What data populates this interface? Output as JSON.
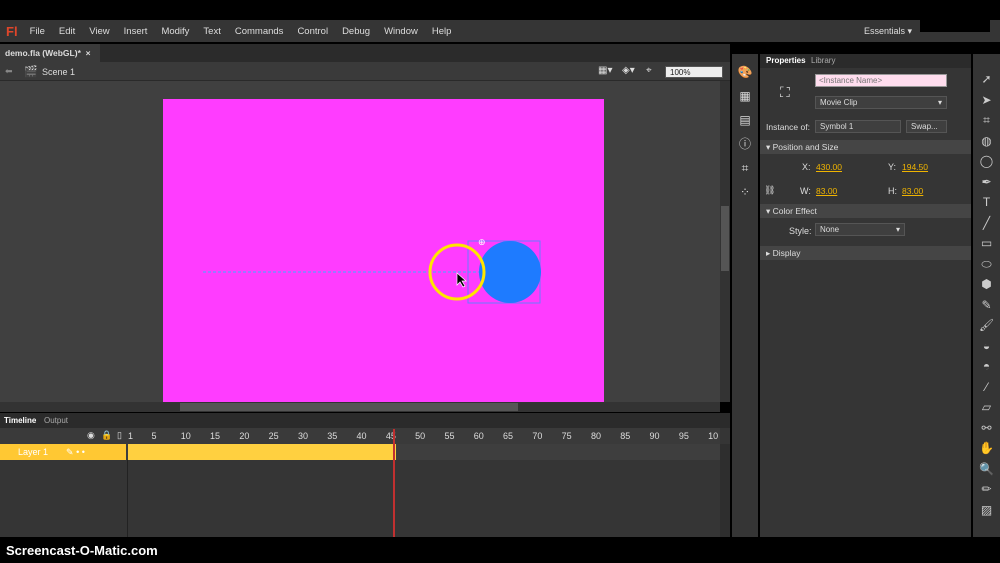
{
  "app": {
    "logo": "Fl",
    "workspace": "Essentials"
  },
  "menu": [
    "File",
    "Edit",
    "View",
    "Insert",
    "Modify",
    "Text",
    "Commands",
    "Control",
    "Debug",
    "Window",
    "Help"
  ],
  "document_tab": {
    "label": "demo.fla (WebGL)*",
    "close": "×"
  },
  "scene": {
    "label": "Scene 1",
    "zoom": "100%"
  },
  "panel_tabs": {
    "properties": "Properties",
    "library": "Library"
  },
  "properties": {
    "instance_name_placeholder": "<Instance Name>",
    "symbol_type": "Movie Clip",
    "instance_of_label": "Instance of:",
    "instance_of": "Symbol 1",
    "swap": "Swap...",
    "position_size": "Position and Size",
    "x_label": "X:",
    "x": "430.00",
    "y_label": "Y:",
    "y": "194.50",
    "w_label": "W:",
    "w": "83.00",
    "h_label": "H:",
    "h": "83.00",
    "color_effect": "Color Effect",
    "style_label": "Style:",
    "style": "None",
    "display": "Display"
  },
  "timeline": {
    "tabs": [
      "Timeline",
      "Output"
    ],
    "frame_labels": [
      "1",
      "5",
      "10",
      "15",
      "20",
      "25",
      "30",
      "35",
      "40",
      "45",
      "50",
      "55",
      "60",
      "65",
      "70",
      "75",
      "80",
      "85",
      "90",
      "95",
      "10"
    ],
    "layer": "Layer 1",
    "current_frame": 45
  },
  "colors": {
    "stage": "#ff3cff",
    "circle": "#1e7bff",
    "highlight": "#ffe600",
    "layer": "#ffc833"
  },
  "footer": "Screencast-O-Matic.com"
}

__Exercise description__
Gather all lines where the word "properties" appears.

__Solved exercise__
    "properties": "Properties",
  "properties": {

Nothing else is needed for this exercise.